TEXT SECTION =>
+++
Next year, Cobbs got off to a slow start in a struggling Arkansas offense. Then, once again against Alabama, injury struck. Cobbs hurt a hamstring and missed two games and most of two others, as Talley and others again took over.

He came back to produce a combined 201 rushing yards and five touchowns against Ole Miss and Mississippi State, but that season he was largely Cedric the Supporting Actor. He was splitting time with Talley and others -- and falling out of favor.

In the 2002 Cotton Bowl against Oklahoma, Cobbs had two carries for a minus-one yard. Later that same month, Cedric the Supporting Actor became Cedric the Bad Actor, getting arrested for marijuana possession. The cops had it on videotape. He was convicted in July, but stayed on the team and missed no playing time because of the incident.

"I came in being a strong Christian my freshman year and I probably backslided more than I should," Cobbs said.

Last year he came back too bulked up, and too slow. The burner who produced nine plays of 24 or more yards from scrimmage as a freshman had just four of that length in his next 24 games. He missed three more games with a toe injury, and Talley stepped in to run wild. In the final four games of 2002, Cobbs had a total of seven carries for 26 yards as Arkansas won the SEC West largely without him.

A can't-miss career was disappearing, and the fans who adored him as a freshman were calling him a bust four years later.
+++
DATA LINES =>
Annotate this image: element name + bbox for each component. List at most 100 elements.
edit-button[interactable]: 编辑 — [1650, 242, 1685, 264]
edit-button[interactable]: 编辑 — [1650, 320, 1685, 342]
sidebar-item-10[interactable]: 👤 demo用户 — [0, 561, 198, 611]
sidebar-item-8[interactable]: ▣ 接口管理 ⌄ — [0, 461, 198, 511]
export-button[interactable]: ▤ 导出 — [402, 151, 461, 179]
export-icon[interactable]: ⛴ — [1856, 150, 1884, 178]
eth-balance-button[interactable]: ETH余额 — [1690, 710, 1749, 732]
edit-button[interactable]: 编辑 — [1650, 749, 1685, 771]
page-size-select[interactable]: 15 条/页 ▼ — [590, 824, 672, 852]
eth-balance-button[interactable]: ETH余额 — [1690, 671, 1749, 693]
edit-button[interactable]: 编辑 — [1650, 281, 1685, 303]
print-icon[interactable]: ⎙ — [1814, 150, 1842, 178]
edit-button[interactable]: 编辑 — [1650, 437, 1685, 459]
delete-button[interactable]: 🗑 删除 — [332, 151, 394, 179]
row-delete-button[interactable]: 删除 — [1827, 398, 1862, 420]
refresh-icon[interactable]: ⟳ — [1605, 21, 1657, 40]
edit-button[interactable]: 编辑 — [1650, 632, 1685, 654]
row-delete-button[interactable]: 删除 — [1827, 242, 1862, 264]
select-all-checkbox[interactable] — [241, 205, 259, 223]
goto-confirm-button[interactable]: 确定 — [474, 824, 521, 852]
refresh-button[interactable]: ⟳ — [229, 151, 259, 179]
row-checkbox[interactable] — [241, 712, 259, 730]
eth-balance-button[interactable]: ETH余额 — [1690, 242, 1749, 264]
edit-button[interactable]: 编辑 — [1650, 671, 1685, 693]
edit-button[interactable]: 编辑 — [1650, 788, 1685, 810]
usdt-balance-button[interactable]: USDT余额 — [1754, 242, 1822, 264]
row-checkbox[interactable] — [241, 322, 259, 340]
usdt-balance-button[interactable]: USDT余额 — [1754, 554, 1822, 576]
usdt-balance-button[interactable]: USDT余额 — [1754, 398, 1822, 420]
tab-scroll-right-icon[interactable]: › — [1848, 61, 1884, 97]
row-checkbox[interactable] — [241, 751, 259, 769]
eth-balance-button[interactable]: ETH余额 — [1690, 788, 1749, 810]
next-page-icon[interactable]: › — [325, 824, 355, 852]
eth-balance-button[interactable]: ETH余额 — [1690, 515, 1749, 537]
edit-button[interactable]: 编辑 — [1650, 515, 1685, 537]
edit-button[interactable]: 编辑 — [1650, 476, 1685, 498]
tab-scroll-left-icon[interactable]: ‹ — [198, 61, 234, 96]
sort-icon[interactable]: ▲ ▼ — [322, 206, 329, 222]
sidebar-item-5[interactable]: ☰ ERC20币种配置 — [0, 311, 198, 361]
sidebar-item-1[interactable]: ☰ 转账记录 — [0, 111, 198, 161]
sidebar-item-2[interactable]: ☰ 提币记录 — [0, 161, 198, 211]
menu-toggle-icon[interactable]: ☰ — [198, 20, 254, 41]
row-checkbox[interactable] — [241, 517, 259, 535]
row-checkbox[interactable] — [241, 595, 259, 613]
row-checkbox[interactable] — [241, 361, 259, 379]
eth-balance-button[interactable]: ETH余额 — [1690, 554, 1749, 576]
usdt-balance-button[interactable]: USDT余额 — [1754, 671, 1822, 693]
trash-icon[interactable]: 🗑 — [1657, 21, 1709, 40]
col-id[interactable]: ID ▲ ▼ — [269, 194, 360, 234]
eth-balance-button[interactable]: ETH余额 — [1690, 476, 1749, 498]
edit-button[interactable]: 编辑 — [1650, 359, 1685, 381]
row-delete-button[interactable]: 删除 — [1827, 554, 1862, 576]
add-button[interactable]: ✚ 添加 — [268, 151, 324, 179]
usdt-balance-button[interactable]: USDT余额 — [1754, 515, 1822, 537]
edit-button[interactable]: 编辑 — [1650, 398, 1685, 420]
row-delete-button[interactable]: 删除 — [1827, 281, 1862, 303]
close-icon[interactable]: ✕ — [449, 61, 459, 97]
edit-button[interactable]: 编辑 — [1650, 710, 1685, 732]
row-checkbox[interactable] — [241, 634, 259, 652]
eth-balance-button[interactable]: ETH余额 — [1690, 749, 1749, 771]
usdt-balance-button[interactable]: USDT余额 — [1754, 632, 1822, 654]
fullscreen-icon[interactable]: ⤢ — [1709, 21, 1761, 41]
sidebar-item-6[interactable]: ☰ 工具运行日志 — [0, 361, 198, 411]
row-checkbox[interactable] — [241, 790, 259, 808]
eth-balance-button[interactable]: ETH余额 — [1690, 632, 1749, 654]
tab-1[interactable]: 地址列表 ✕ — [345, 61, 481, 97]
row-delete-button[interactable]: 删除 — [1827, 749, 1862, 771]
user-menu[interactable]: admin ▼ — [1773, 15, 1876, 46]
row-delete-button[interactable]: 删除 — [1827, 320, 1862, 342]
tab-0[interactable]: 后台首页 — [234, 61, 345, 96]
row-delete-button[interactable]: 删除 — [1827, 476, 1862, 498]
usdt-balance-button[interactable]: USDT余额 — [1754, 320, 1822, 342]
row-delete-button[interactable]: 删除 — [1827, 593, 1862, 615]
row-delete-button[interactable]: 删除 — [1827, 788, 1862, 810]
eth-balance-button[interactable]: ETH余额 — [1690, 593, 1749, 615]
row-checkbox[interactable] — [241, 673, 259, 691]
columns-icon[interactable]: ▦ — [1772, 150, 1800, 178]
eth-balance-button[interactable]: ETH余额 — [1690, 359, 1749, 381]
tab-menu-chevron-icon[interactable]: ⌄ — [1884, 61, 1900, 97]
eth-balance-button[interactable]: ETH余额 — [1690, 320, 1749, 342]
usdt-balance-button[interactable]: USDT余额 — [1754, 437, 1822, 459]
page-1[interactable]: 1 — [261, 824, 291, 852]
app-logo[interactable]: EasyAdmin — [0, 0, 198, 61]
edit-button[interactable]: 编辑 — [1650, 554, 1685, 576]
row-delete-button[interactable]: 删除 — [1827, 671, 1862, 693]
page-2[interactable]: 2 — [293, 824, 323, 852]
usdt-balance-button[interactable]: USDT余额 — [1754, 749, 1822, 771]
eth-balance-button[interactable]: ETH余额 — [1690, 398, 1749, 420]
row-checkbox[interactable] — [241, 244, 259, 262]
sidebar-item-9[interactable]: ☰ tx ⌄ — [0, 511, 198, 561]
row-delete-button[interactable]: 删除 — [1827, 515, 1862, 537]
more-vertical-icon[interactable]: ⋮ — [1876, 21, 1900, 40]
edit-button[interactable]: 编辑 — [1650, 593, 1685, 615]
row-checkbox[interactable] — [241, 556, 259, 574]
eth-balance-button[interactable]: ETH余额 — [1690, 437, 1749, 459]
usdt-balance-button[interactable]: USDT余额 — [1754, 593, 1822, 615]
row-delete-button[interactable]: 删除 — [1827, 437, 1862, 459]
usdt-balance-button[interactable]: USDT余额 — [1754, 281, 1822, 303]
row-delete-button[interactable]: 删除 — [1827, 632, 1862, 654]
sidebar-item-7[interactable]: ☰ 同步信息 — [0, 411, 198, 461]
+++
WHAT THE TASK ASKS => Using the passage on Cobbs's Arkansas career, explain in one to three sentences why Talley and others took over in the season the passage begins with.

CORRECT ANSWER => Cobbs hurt a hamstring against Alabama. He missed two games and most of two others, so Talley and others again took over.